--- BEGIN THE INPUT ---

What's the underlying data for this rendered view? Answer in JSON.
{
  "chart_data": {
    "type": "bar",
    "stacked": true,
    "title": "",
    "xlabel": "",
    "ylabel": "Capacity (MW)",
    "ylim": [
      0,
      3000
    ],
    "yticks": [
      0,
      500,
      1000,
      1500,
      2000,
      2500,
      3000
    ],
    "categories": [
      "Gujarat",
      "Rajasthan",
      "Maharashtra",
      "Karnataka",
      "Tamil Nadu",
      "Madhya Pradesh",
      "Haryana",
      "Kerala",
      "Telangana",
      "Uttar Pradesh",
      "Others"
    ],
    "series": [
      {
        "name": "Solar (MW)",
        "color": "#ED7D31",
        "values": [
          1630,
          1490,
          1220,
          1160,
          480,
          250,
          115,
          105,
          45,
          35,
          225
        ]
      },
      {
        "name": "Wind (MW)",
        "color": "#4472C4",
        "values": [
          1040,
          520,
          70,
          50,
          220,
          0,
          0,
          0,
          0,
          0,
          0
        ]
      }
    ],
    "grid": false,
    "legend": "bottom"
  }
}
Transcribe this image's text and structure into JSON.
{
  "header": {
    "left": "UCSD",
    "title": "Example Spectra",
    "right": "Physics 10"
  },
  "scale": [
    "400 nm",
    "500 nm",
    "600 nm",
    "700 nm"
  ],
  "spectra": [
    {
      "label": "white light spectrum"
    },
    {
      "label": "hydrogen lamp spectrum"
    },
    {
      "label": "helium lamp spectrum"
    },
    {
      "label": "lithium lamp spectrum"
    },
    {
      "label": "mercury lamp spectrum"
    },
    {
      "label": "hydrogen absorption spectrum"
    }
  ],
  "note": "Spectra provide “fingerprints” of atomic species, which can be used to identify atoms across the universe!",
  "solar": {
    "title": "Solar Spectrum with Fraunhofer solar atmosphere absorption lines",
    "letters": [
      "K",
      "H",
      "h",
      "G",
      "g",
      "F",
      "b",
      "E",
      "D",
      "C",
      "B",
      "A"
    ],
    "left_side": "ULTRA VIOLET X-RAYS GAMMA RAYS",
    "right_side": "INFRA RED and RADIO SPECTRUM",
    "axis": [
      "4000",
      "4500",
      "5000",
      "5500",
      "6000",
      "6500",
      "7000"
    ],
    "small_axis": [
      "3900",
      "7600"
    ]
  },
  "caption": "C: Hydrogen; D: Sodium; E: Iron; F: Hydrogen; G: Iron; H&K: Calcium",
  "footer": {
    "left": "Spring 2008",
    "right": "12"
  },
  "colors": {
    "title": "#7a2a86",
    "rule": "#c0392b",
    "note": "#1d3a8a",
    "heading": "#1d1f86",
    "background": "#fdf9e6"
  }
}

--- END THE INPUT ---

— WHAT TO PRODUCE —
Quote every entry exactly.

— FULL SOLUTION —
What's the underlying data for this rendered view? Answer in JSON.
{
  "chart_data": {
    "type": "bar",
    "stacked": true,
    "title": "",
    "xlabel": "",
    "ylabel": "Capacity (MW)",
    "ylim": [
      0,
      3000
    ],
    "yticks": [
      0,
      500,
      1000,
      1500,
      2000,
      2500,
      3000
    ],
    "categories": [
      "Gujarat",
      "Rajasthan",
      "Maharashtra",
      "Karnataka",
      "Tamil Nadu",
      "Madhya Pradesh",
      "Haryana",
      "Kerala",
      "Telangana",
      "Uttar Pradesh",
      "Others"
    ],
    "series": [
      {
        "name": "Solar (MW)",
        "color": "#ED7D31",
        "values": [
          1630,
          1490,
          1220,
          1160,
          480,
          250,
          115,
          105,
          45,
          35,
          225
        ]
      },
      {
        "name": "Wind (MW)",
        "color": "#4472C4",
        "values": [
          1040,
          520,
          70,
          50,
          220,
          0,
          0,
          0,
          0,
          0,
          0
        ]
      }
    ],
    "grid": false,
    "legend": "bottom"
  }
}
Transcribe this image's text and structure into JSON.
{
  "header": {
    "left": "UCSD",
    "title": "Example Spectra",
    "right": "Physics 10"
  },
  "scale": [
    "400 nm",
    "500 nm",
    "600 nm",
    "700 nm"
  ],
  "spectra": [
    {
      "label": "white light spectrum"
    },
    {
      "label": "hydrogen lamp spectrum"
    },
    {
      "label": "helium lamp spectrum"
    },
    {
      "label": "lithium lamp spectrum"
    },
    {
      "label": "mercury lamp spectrum"
    },
    {
      "label": "hydrogen absorption spectrum"
    }
  ],
  "note": "Spectra provide “fingerprints” of atomic species, which can be used to identify atoms across the universe!",
  "solar": {
    "title": "Solar Spectrum with Fraunhofer solar atmosphere absorption lines",
    "letters": [
      "K",
      "H",
      "h",
      "G",
      "g",
      "F",
      "b",
      "E",
      "D",
      "C",
      "B",
      "A"
    ],
    "left_side": "ULTRA VIOLET X-RAYS GAMMA RAYS",
    "right_side": "INFRA RED and RADIO SPECTRUM",
    "axis": [
      "4000",
      "4500",
      "5000",
      "5500",
      "6000",
      "6500",
      "7000"
    ],
    "small_axis": [
      "3900",
      "7600"
    ]
  },
  "caption": "C: Hydrogen; D: Sodium; E: Iron; F: Hydrogen; G: Iron; H&K: Calcium",
  "footer": {
    "left": "Spring 2008",
    "right": "12"
  },
  "colors": {
    "title": "#7a2a86",
    "rule": "#c0392b",
    "note": "#1d3a8a",
    "heading": "#1d1f86",
    "background": "#fdf9e6"
  }
}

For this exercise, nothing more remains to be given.